◆ **Exercise goal**
Convert all of the data below into a JSON list of strings, one string per line, omitting any blank lines.

>> BEGIN Input rows

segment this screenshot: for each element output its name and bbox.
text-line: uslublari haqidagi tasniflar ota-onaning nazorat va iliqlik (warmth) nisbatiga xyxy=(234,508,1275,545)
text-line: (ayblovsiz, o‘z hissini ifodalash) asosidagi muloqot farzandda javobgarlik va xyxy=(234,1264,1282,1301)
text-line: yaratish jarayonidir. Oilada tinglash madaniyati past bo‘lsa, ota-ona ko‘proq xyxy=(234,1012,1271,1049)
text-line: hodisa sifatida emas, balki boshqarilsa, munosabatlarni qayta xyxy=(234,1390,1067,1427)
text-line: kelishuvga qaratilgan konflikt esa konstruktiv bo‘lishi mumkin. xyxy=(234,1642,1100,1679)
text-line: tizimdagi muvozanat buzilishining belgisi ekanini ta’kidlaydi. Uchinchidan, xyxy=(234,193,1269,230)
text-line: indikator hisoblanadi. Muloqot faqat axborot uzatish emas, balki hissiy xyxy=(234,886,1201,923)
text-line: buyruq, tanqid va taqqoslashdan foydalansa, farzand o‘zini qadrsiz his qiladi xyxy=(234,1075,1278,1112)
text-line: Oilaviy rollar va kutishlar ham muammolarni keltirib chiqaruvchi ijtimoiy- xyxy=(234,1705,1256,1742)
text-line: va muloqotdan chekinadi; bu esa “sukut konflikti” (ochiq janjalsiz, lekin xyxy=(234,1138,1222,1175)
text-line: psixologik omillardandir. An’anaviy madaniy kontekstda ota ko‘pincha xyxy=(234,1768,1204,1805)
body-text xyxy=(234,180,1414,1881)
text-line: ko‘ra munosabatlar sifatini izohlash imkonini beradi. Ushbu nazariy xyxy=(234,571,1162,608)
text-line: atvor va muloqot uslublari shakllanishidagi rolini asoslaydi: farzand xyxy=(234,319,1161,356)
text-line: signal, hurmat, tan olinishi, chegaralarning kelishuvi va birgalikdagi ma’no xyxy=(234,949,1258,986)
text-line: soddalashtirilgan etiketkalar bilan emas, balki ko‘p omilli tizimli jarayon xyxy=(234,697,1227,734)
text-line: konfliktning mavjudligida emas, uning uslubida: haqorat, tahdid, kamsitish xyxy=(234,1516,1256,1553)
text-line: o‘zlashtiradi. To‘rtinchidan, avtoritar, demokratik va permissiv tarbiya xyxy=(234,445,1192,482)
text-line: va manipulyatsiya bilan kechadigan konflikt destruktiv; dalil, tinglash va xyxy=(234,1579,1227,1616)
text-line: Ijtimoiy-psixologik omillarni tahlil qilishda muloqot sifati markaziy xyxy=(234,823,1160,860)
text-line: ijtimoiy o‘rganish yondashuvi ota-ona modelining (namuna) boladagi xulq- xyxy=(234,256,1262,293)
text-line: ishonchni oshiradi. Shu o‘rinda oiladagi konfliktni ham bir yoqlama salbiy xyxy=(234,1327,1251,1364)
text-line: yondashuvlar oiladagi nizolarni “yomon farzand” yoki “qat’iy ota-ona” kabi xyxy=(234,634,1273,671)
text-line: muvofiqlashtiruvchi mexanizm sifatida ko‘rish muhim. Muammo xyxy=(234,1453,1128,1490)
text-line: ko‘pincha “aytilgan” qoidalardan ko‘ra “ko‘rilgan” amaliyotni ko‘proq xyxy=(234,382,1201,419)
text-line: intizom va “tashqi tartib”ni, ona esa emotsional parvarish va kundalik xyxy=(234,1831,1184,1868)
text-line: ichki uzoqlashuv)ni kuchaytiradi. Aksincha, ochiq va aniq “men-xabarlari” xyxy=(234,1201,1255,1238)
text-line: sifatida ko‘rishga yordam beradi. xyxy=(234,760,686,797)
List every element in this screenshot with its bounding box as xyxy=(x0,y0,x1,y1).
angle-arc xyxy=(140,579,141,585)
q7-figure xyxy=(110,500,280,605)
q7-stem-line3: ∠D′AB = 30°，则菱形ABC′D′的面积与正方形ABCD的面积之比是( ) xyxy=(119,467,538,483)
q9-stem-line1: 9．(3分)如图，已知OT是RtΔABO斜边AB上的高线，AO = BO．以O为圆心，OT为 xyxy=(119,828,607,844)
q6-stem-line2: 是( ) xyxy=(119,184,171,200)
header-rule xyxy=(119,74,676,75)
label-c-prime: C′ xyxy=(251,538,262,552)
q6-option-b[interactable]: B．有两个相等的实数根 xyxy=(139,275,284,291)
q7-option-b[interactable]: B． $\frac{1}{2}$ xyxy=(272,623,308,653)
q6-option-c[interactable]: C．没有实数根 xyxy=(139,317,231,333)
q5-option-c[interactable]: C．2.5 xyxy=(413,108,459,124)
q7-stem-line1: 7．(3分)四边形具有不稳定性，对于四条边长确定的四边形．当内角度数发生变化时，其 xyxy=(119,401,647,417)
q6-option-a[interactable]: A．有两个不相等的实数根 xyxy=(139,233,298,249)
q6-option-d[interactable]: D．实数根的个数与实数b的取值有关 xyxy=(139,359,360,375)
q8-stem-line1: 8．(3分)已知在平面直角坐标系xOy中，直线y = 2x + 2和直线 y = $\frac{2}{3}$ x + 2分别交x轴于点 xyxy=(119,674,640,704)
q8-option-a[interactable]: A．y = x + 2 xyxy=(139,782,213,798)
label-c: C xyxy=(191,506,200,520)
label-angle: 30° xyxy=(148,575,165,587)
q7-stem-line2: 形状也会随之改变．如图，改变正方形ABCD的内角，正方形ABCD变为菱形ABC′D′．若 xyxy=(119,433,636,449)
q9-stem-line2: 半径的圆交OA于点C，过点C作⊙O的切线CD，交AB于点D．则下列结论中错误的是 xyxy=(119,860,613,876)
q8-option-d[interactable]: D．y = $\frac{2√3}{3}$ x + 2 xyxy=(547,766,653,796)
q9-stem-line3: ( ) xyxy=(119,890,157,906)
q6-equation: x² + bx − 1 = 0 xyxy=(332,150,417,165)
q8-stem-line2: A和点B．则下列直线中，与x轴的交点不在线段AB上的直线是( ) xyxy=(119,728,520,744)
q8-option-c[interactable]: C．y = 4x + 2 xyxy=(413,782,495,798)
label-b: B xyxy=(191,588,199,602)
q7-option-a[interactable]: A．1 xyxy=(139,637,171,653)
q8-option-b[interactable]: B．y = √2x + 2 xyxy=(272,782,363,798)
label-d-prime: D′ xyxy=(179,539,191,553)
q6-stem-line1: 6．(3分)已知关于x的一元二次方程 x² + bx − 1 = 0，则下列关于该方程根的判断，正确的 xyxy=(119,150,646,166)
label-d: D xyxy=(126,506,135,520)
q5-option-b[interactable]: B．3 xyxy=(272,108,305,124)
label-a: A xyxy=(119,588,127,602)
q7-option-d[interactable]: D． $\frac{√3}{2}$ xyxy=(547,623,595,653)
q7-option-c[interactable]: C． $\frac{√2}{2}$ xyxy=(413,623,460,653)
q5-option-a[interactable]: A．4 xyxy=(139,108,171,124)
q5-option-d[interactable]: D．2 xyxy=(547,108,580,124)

>> END Input rows

◆ **The completed task**
[
  "segment this screenshot: for each element output its name and bbox.",
  "text-line: uslublari haqidagi tasniflar ota-onaning nazorat va iliqlik (warmth) nisbatiga xyxy=(234,508,1275,545)",
  "text-line: (ayblovsiz, o‘z hissini ifodalash) asosidagi muloqot farzandda javobgarlik va xyxy=(234,1264,1282,1301)",
  "text-line: yaratish jarayonidir. Oilada tinglash madaniyati past bo‘lsa, ota-ona ko‘proq xyxy=(234,1012,1271,1049)",
  "text-line: hodisa sifatida emas, balki boshqarilsa, munosabatlarni qayta xyxy=(234,1390,1067,1427)",
  "text-line: kelishuvga qaratilgan konflikt esa konstruktiv bo‘lishi mumkin. xyxy=(234,1642,1100,1679)",
  "text-line: tizimdagi muvozanat buzilishining belgisi ekanini ta’kidlaydi. Uchinchidan, xyxy=(234,193,1269,230)",
  "text-line: indikator hisoblanadi. Muloqot faqat axborot uzatish emas, balki hissiy xyxy=(234,886,1201,923)",
  "text-line: buyruq, tanqid va taqqoslashdan foydalansa, farzand o‘zini qadrsiz his qiladi xyxy=(234,1075,1278,1112)",
  "text-line: Oilaviy rollar va kutishlar ham muammolarni keltirib chiqaruvchi ijtimoiy- xyxy=(234,1705,1256,1742)",
  "text-line: va muloqotdan chekinadi; bu esa “sukut konflikti” (ochiq janjalsiz, lekin xyxy=(234,1138,1222,1175)",
  "text-line: psixologik omillardandir. An’anaviy madaniy kontekstda ota ko‘pincha xyxy=(234,1768,1204,1805)",
  "body-text xyxy=(234,180,1414,1881)",
  "text-line: ko‘ra munosabatlar sifatini izohlash imkonini beradi. Ushbu nazariy xyxy=(234,571,1162,608)",
  "text-line: atvor va muloqot uslublari shakllanishidagi rolini asoslaydi: farzand xyxy=(234,319,1161,356)",
  "text-line: signal, hurmat, tan olinishi, chegaralarning kelishuvi va birgalikdagi ma’no xyxy=(234,949,1258,986)",
  "text-line: soddalashtirilgan etiketkalar bilan emas, balki ko‘p omilli tizimli jarayon xyxy=(234,697,1227,734)",
  "text-line: konfliktning mavjudligida emas, uning uslubida: haqorat, tahdid, kamsitish xyxy=(234,1516,1256,1553)",
  "text-line: o‘zlashtiradi. To‘rtinchidan, avtoritar, demokratik va permissiv tarbiya xyxy=(234,445,1192,482)",
  "text-line: va manipulyatsiya bilan kechadigan konflikt destruktiv; dalil, tinglash va xyxy=(234,1579,1227,1616)",
  "text-line: Ijtimoiy-psixologik omillarni tahlil qilishda muloqot sifati markaziy xyxy=(234,823,1160,860)",
  "text-line: ijtimoiy o‘rganish yondashuvi ota-ona modelining (namuna) boladagi xulq- xyxy=(234,256,1262,293)",
  "text-line: ishonchni oshiradi. Shu o‘rinda oiladagi konfliktni ham bir yoqlama salbiy xyxy=(234,1327,1251,1364)",
  "text-line: yondashuvlar oiladagi nizolarni “yomon farzand” yoki “qat’iy ota-ona” kabi xyxy=(234,634,1273,671)",
  "text-line: muvofiqlashtiruvchi mexanizm sifatida ko‘rish muhim. Muammo xyxy=(234,1453,1128,1490)",
  "text-line: ko‘pincha “aytilgan” qoidalardan ko‘ra “ko‘rilgan” amaliyotni ko‘proq xyxy=(234,382,1201,419)",
  "text-line: intizom va “tashqi tartib”ni, ona esa emotsional parvarish va kundalik xyxy=(234,1831,1184,1868)",
  "text-line: ichki uzoqlashuv)ni kuchaytiradi. Aksincha, ochiq va aniq “men-xabarlari” xyxy=(234,1201,1255,1238)",
  "text-line: sifatida ko‘rishga yordam beradi. xyxy=(234,760,686,797)",
  "List every element in this screenshot with its bounding box as xyxy=(x0,y0,x1,y1).",
  "angle-arc xyxy=(140,579,141,585)",
  "q7-figure xyxy=(110,500,280,605)",
  "q7-stem-line3: ∠D′AB = 30°，则菱形ABC′D′的面积与正方形ABCD的面积之比是( ) xyxy=(119,467,538,483)",
  "q9-stem-line1: 9．(3分)如图，已知OT是RtΔABO斜边AB上的高线，AO = BO．以O为圆心，OT为 xyxy=(119,828,607,844)",
  "q6-stem-line2: 是( ) xyxy=(119,184,171,200)",
  "header-rule xyxy=(119,74,676,75)",
  "label-c-prime: C′ xyxy=(251,538,262,552)",
  "q6-option-b[interactable]: B．有两个相等的实数根 xyxy=(139,275,284,291)",
  "q7-option-b[interactable]: B． $\\frac{1}{2}$ xyxy=(272,623,308,653)",
  "q6-option-c[interactable]: C．没有实数根 xyxy=(139,317,231,333)",
  "q5-option-c[interactable]: C．2.5 xyxy=(413,108,459,124)",
  "q7-stem-line1: 7．(3分)四边形具有不稳定性，对于四条边长确定的四边形．当内角度数发生变化时，其 xyxy=(119,401,647,417)",
  "q6-option-a[interactable]: A．有两个不相等的实数根 xyxy=(139,233,298,249)",
  "q6-option-d[interactable]: D．实数根的个数与实数b的取值有关 xyxy=(139,359,360,375)",
  "q8-stem-line1: 8．(3分)已知在平面直角坐标系xOy中，直线y = 2x + 2和直线 y = $\\frac{2}{3}$ x + 2分别交x轴于点 xyxy=(119,674,640,704)",
  "q8-option-a[interactable]: A．y = x + 2 xyxy=(139,782,213,798)",
  "label-c: C xyxy=(191,506,200,520)",
  "label-angle: 30° xyxy=(148,575,165,587)",
  "q7-stem-line2: 形状也会随之改变．如图，改变正方形ABCD的内角，正方形ABCD变为菱形ABC′D′．若 xyxy=(119,433,636,449)",
  "q9-stem-line2: 半径的圆交OA于点C，过点C作⊙O的切线CD，交AB于点D．则下列结论中错误的是 xyxy=(119,860,613,876)",
  "q8-option-d[interactable]: D．y = $\\frac{2√3}{3}$ x + 2 xyxy=(547,766,653,796)",
  "q9-stem-line3: ( ) xyxy=(119,890,157,906)",
  "q6-equation: x² + bx − 1 = 0 xyxy=(332,150,417,165)",
  "q8-stem-line2: A和点B．则下列直线中，与x轴的交点不在线段AB上的直线是( ) xyxy=(119,728,520,744)",
  "q8-option-c[interactable]: C．y = 4x + 2 xyxy=(413,782,495,798)",
  "label-b: B xyxy=(191,588,199,602)",
  "q7-option-a[interactable]: A．1 xyxy=(139,637,171,653)",
  "q8-option-b[interactable]: B．y = √2x + 2 xyxy=(272,782,363,798)",
  "label-d-prime: D′ xyxy=(179,539,191,553)",
  "q6-stem-line1: 6．(3分)已知关于x的一元二次方程 x² + bx − 1 = 0，则下列关于该方程根的判断，正确的 xyxy=(119,150,646,166)",
  "label-d: D xyxy=(126,506,135,520)",
  "q5-option-b[interactable]: B．3 xyxy=(272,108,305,124)",
  "label-a: A xyxy=(119,588,127,602)",
  "q7-option-d[interactable]: D． $\\frac{√3}{2}$ xyxy=(547,623,595,653)",
  "q7-option-c[interactable]: C． $\\frac{√2}{2}$ xyxy=(413,623,460,653)",
  "q5-option-a[interactable]: A．4 xyxy=(139,108,171,124)",
  "q5-option-d[interactable]: D．2 xyxy=(547,108,580,124)"
]